Copy out each line of the data that holds the word "name".

— SOURCE DATA —
---

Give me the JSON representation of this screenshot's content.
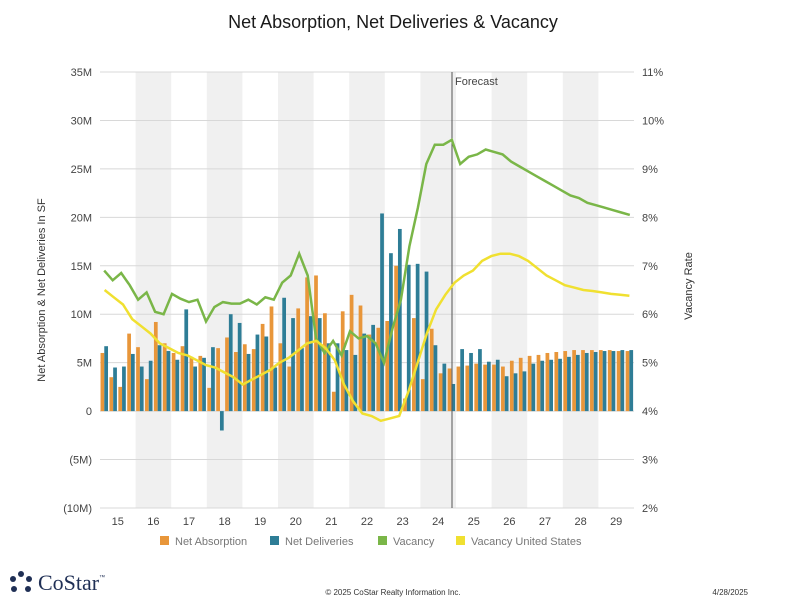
{
  "chart_data": {
    "type": "bar",
    "title": "Net Absorption, Net Deliveries & Vacancy",
    "ylabel": "Net Absorption & Net Deliveries In SF",
    "y2label": "Vacancy Rate",
    "y_ticks": [
      "(10M)",
      "(5M)",
      "0",
      "5M",
      "10M",
      "15M",
      "20M",
      "25M",
      "30M",
      "35M"
    ],
    "y2_ticks": [
      "2%",
      "3%",
      "4%",
      "5%",
      "6%",
      "7%",
      "8%",
      "9%",
      "10%",
      "11%"
    ],
    "ylim": [
      -10,
      35
    ],
    "y2lim": [
      2,
      11
    ],
    "x_labels": [
      "15",
      "16",
      "17",
      "18",
      "19",
      "20",
      "21",
      "22",
      "23",
      "24",
      "25",
      "26",
      "27",
      "28",
      "29"
    ],
    "forecast_label": "Forecast",
    "forecast_start_index": 40,
    "grid": true,
    "legend_position": "bottom",
    "colors": {
      "absorption": "#e8963a",
      "deliveries": "#2e7d96",
      "vacancy": "#7ab648",
      "vacancy_us": "#f0e030"
    },
    "series": [
      {
        "name": "Net Absorption",
        "kind": "bar",
        "values": [
          6.0,
          3.5,
          2.5,
          8.0,
          6.6,
          3.3,
          9.2,
          7.0,
          6.0,
          6.7,
          5.6,
          5.7,
          2.4,
          6.5,
          7.6,
          6.1,
          6.9,
          6.4,
          9.0,
          10.8,
          7.0,
          4.6,
          10.6,
          13.8,
          14.0,
          10.1,
          2.0,
          10.3,
          12.0,
          10.9,
          7.9,
          8.6,
          9.3,
          15.0,
          1.3,
          9.6,
          3.3,
          8.5,
          3.9,
          4.4,
          4.6,
          4.7,
          4.9,
          4.8,
          4.8,
          4.6,
          5.2,
          5.5,
          5.7,
          5.8,
          6.0,
          6.1,
          6.2,
          6.3,
          6.3,
          6.3,
          6.3,
          6.3,
          6.2,
          6.2
        ]
      },
      {
        "name": "Net Deliveries",
        "kind": "bar",
        "values": [
          6.7,
          4.5,
          4.6,
          5.9,
          4.6,
          5.2,
          6.8,
          6.2,
          5.3,
          10.5,
          4.6,
          5.5,
          6.6,
          -2.0,
          10.0,
          9.1,
          5.9,
          7.9,
          7.7,
          4.5,
          11.7,
          9.6,
          6.5,
          9.8,
          9.6,
          7.0,
          7.0,
          6.3,
          5.8,
          8.0,
          8.9,
          20.4,
          16.3,
          18.8,
          15.1,
          15.2,
          14.4,
          6.8,
          4.9,
          2.8,
          6.4,
          6.0,
          6.4,
          5.1,
          5.3,
          3.6,
          3.9,
          4.1,
          4.9,
          5.2,
          5.3,
          5.4,
          5.6,
          5.8,
          6.0,
          6.1,
          6.2,
          6.2,
          6.3,
          6.3
        ]
      },
      {
        "name": "Vacancy",
        "kind": "line",
        "axis": "y2",
        "values": [
          6.9,
          6.7,
          6.85,
          6.6,
          6.3,
          6.45,
          6.05,
          6.0,
          6.42,
          6.32,
          6.25,
          6.3,
          5.85,
          6.15,
          6.25,
          6.22,
          6.22,
          6.3,
          6.2,
          6.35,
          6.3,
          6.65,
          6.8,
          7.25,
          6.8,
          5.5,
          5.2,
          5.45,
          5.15,
          5.65,
          5.5,
          5.55,
          5.4,
          5.0,
          5.7,
          6.3,
          7.4,
          8.2,
          9.1,
          9.5,
          9.5,
          9.6,
          9.1,
          9.25,
          9.3,
          9.4,
          9.35,
          9.3,
          9.15,
          9.05,
          8.95,
          8.85,
          8.75,
          8.65,
          8.55,
          8.45,
          8.4,
          8.3,
          8.25,
          8.2,
          8.15,
          8.1,
          8.05
        ]
      },
      {
        "name": "Vacancy United States",
        "kind": "line",
        "axis": "y2",
        "values": [
          6.5,
          6.35,
          6.2,
          5.9,
          5.75,
          5.6,
          5.4,
          5.3,
          5.2,
          5.15,
          5.05,
          4.95,
          4.9,
          4.8,
          4.7,
          4.55,
          4.65,
          4.75,
          4.85,
          5.0,
          5.1,
          5.25,
          5.4,
          5.45,
          5.3,
          5.05,
          4.55,
          4.2,
          3.95,
          3.9,
          3.8,
          3.85,
          3.9,
          4.4,
          5.0,
          5.6,
          6.1,
          6.4,
          6.65,
          6.8,
          6.9,
          7.1,
          7.2,
          7.25,
          7.25,
          7.2,
          7.1,
          6.95,
          6.8,
          6.7,
          6.6,
          6.55,
          6.5,
          6.48,
          6.45,
          6.42,
          6.4,
          6.38
        ]
      }
    ]
  },
  "footer": {
    "logo_word": "CoStar",
    "logo_tm": "™",
    "copyright": "© 2025 CoStar Realty Information Inc.",
    "date": "4/28/2025"
  }
}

---

— REPLY TO THE TASK —
        "name": "Net Absorption",
        "name": "Net Deliveries",
        "name": "Vacancy",
        "name": "Vacancy United States",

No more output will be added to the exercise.